- **Do this**
Report how many lines of the entries below contain the word "skills", and nothing more.

Source data:
◆ ◆ ◆ ◆ ◆

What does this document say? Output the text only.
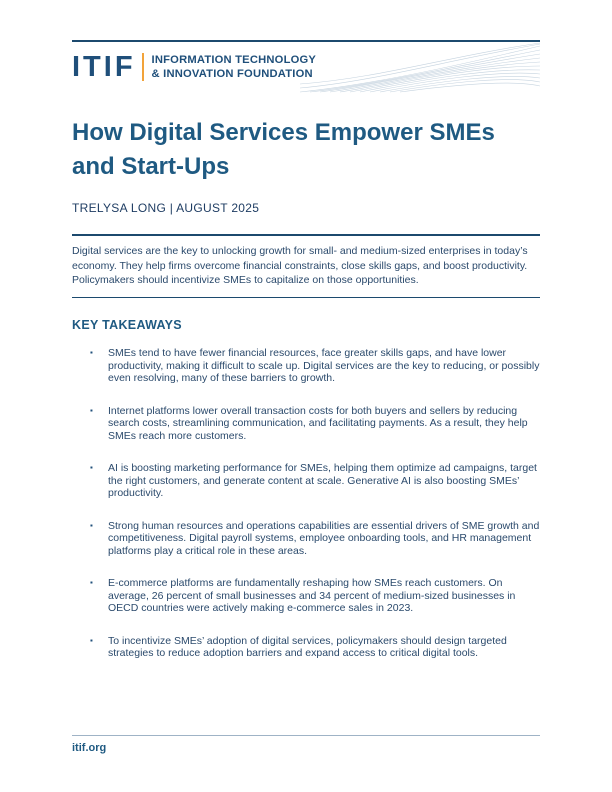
ITIF INFORMATION TECHNOLOGY
& INNOVATION FOUNDATION
How Digital Services Empower SMEs
and Start-Ups
TRELYSA LONG | AUGUST 2025

Digital services are the key to unlocking growth for small- and medium-sized enterprises in today’s economy. They help firms overcome financial constraints, close skills gaps, and boost productivity. Policymakers should incentivize SMEs to capitalize on those opportunities.

KEY TAKEAWAYS
▪ SMEs tend to have fewer financial resources, face greater skills gaps, and have lower productivity, making it difficult to scale up. Digital services are the key to reducing, or possibly even resolving, many of these barriers to growth.
▪ Internet platforms lower overall transaction costs for both buyers and sellers by reducing search costs, streamlining communication, and facilitating payments. As a result, they help SMEs reach more customers.
▪ AI is boosting marketing performance for SMEs, helping them optimize ad campaigns, target the right customers, and generate content at scale. Generative AI is also boosting SMEs’ productivity.
▪ Strong human resources and operations capabilities are essential drivers of SME growth and competitiveness. Digital payroll systems, employee onboarding tools, and HR management platforms play a critical role in these areas.
▪ E-commerce platforms are fundamentally reshaping how SMEs reach customers. On average, 26 percent of small businesses and 34 percent of medium-sized businesses in OECD countries were actively making e-commerce sales in 2023.
▪ To incentivize SMEs’ adoption of digital services, policymakers should design targeted strategies to reduce adoption barriers and expand access to critical digital tools.
itif.org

◆ ◆ ◆ ◆ ◆

- **Solution to this exercise**
2